**DOMANDE DI STUDIO:**
a) Rispondi a queste domande sull'intervista a Riccardo Porta, una riga per ciascuna:
(i) In che anno è nato Riccardo Porta?
(ii) In quante imprese lavorano i giovani imprenditori che rappresenta?
(iii) In quale mese è prevista la convention organizzata con la giunta?
b) Prosegui l'intervista a Riccardo Porta dal punto in cui si interrompe.

-------- SEZIONE DOCUMENTO --------

In occasione dei primi sei mesi da presidente della sezione Giovani di Confartigianato nazionale abbiamo incontrato ed intervistato Riccardo Porta, gonnese classe 1989, per capire e conoscere le sfide e le soddisfazioni che ci celano dietro il mondo dell’artigianato sardo giovanile. Che cos’è il mondo di Confartigianato Giovani e cosa significa esserne il presidente? Mi permetto di partire da lontano: la Confartigianato tutele e valorizza le piccole e medie imprese del mondo artigiano che, nel corso del tempo, è molto cambiato: non è artigiano solo colui che possiede e lavora in una bottega di scarpe ma anche chi offre servizi nel digitale e nella comunità informatica nel rispetto del territorio e su misura per gli utenti a cui si rivolge. All'interno di questa associazione di categoria esiste, a livello provinciale, regionale e nazionale, la sezione giovanile ossia il movimento dei giovani imprenditori, figure under 40 che lavorano in oltre 500.000 imprese e che io rappresento in qualità di presidente. Cosa significa questo ruolo? Orgoglio e responsabilità: il mio compito è quello di rappresentare tutti loro nelle sedi istituzionali affinché la loro voce sia sempre tenuta in considerazione dal mondo politico per una continua valorizzazione e tutela. In secondo luogo fare il presidente incarna un ruolo di guida e di incentivo così che i giovani imprenditori non si scordino mai la consapevolezza che devono sempre avere sulla loro professione e professionalità sia nei confronti del territorio in cui operano sia verso la comunità per la quale lo fanno. Infine, credo che un’altra importante investitura che mi è stata affidata come presidente sia la promozione di questo mondo: ad ottobre, io e la giunta dalla quale sono coadiuvato, organizzeremo una convention mirata a far conoscere l’artigianato all’esterno sia per coloro che vi si vogliano cimentare sia per chi non conosce nulla di questo mondo e voglia informarsi. Sentiremo le vive voci di imprenditori che hanno lavorato nel settore per anni e ascolteremo le iniziative di chi vi si è approcciato da poco.
È nel mondo dell’imprenditoria artigiana da svariato tempo e, dunque, lo conosce molto bene: cosa si sente di suggerire a un giovane che voglia intraprendere questa carriera?

-------- DATI REGISTRATI --------

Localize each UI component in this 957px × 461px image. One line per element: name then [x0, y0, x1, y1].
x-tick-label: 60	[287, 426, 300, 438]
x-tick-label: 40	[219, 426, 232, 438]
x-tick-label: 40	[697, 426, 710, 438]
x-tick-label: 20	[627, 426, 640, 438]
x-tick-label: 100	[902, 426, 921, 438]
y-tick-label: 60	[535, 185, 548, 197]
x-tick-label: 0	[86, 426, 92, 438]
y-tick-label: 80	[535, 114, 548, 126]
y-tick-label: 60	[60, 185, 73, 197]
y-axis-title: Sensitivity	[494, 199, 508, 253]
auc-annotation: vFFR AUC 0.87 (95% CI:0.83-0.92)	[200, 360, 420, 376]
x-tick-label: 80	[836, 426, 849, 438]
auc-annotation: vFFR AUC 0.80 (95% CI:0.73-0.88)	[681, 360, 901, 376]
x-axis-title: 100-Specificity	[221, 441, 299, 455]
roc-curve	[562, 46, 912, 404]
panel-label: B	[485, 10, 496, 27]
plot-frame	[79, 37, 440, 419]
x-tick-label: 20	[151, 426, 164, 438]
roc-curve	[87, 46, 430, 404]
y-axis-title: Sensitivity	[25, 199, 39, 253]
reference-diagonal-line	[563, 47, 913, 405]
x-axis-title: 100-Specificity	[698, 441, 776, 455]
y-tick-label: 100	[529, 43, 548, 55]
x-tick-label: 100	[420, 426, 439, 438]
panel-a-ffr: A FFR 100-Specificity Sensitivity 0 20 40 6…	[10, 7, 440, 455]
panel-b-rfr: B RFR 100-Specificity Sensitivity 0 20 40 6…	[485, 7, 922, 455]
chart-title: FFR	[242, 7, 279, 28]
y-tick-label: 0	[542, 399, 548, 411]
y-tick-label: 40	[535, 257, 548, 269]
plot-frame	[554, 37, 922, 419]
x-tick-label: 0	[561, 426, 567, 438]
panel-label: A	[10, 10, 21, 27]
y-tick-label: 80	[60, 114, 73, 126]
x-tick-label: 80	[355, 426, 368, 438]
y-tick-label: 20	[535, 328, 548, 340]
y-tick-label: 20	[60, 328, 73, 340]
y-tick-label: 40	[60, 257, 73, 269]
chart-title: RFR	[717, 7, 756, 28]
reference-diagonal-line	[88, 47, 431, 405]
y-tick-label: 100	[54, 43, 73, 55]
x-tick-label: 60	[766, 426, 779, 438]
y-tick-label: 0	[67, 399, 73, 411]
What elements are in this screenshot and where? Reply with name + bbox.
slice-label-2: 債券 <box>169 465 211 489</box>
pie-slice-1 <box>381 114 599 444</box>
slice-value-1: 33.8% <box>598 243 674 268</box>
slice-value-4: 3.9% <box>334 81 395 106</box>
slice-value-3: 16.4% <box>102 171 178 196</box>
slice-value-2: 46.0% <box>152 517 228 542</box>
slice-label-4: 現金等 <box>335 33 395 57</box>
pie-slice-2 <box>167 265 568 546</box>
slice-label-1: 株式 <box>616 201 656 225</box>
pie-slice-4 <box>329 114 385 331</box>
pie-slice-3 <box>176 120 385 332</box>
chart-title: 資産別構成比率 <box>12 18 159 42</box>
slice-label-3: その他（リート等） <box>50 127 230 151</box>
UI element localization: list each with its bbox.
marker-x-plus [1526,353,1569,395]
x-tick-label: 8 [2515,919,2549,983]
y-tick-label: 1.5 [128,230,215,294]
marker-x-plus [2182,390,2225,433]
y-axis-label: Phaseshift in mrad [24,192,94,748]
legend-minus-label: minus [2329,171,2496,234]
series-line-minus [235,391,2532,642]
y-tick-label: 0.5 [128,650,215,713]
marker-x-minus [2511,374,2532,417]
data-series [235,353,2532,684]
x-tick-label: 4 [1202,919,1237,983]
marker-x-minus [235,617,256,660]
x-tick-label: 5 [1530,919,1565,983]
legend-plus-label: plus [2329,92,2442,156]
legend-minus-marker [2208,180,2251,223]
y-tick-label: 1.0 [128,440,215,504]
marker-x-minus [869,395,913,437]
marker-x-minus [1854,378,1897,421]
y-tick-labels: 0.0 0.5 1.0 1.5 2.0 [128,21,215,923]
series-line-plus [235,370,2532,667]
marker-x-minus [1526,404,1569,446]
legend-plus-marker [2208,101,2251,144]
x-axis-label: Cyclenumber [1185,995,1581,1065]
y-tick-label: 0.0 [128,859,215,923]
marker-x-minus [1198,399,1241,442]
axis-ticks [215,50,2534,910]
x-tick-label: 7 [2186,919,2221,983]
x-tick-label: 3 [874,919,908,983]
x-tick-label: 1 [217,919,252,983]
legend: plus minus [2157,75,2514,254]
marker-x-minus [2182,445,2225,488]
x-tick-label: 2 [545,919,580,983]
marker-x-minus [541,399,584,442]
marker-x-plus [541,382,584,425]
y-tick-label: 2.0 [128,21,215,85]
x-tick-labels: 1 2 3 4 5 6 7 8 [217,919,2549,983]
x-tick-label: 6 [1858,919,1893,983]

--------

**SOLUZIONI:**
a)
(i) Nel 1989.
(ii) In oltre 500.000 imprese.
(iii) A ottobre.

b)
Ogni volta che una bottega chiude si perde un pezzo di storia della comunità e, viceversa, ogni qualvolta rimane aperta la comunità sopravvive e ne giova. Pertanto, direi che il primo consiglio ai giovani aspiranti imprenditori sarebbe quello di cogliere e non sottovalutare mai la bellezza e le grosse soddisfazioni personali (oltre che economiche) che questa carriera può donare perché sono un motore fondamentale. È necessario, secondo me, essere anche molto preparati alla discontinuità di questo mestiere nel senso che la linearità non è una sua prerogativa: ci saranno periodi di grandi bassi ma anche molte risalite, è un continuo alternarsi e questo comporta essere anche dinamici, duttili, non eccessivamente rigidi nelle scelte che si prendono e nelle soluzioni che si volta in volta si adottano: abbracciare anche gli sbagli è utile a capire come comportarsi meglio in futuro, è naturale non avere sempre in tasca la sicurezza e la tranquillità nel gestire la responsabilità o la pressione che, inevitabilmente, viene inflitta nel mondo dell’imprenditoria ma, di contro, è un mondo che ha un potenziale incredibile di evoluzione e crescita umana e professionale. Avere responsabilità nel proprio lavoro non è sempre un peso: ecco, questo credo che sia il messaggio più importante, la pressione è un privilegio, sul momento non lo si comprende perché si è troppo occupati a gestirla bene per far procedere bene la baracca ma, al contempo, ti fa sentire vivo e ti offre una visione differente della vita che prima non consideravi.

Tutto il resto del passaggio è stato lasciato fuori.